Start of Excerpted records

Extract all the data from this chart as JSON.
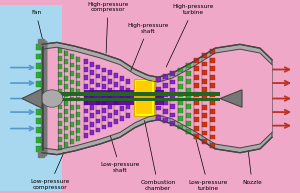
{
  "bg_pink": "#f0a8c8",
  "bg_blue": "#a8d8f0",
  "nacelle_color": "#888888",
  "nacelle_edge": "#444444",
  "labels": {
    "fan": "Fan",
    "hp_compressor": "High-pressure\ncompressor",
    "hp_turbine": "High-pressure\nturbine",
    "hp_shaft": "High-pressure\nshaft",
    "lp_compressor": "Low-pressure\ncompressor",
    "lp_shaft": "Low-pressure\nshaft",
    "combustion": "Combustion\nchamber",
    "lp_turbine": "Low-pressure\nturbine",
    "nozzle": "Nozzle"
  },
  "colors": {
    "green_dark": "#1a7a1a",
    "green_mid": "#33aa33",
    "green_light": "#66cc66",
    "purple_dark": "#550099",
    "purple_mid": "#8822cc",
    "purple_light": "#aa55ee",
    "red_dark": "#aa1100",
    "red_mid": "#cc3311",
    "red_light": "#ee6644",
    "yellow_bright": "#ffff00",
    "orange_bright": "#ffcc00",
    "yellow_gold": "#ddaa00",
    "gray_dark": "#444444",
    "gray_mid": "#777777",
    "gray_light": "#aaaaaa",
    "gray_pale": "#cccccc",
    "arrow_blue": "#5599cc",
    "arrow_pink": "#cc6688",
    "arrow_red": "#bb3322",
    "shaft_lp": "#226622",
    "shaft_hp": "#440088"
  }
}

End of Excerpted records

_Work required_
Find the lines above that include the string "nshaft" and copy them.

_Exercise response_
    "hp_shaft": "High-pressure\nshaft",
    "lp_shaft": "Low-pressure\nshaft",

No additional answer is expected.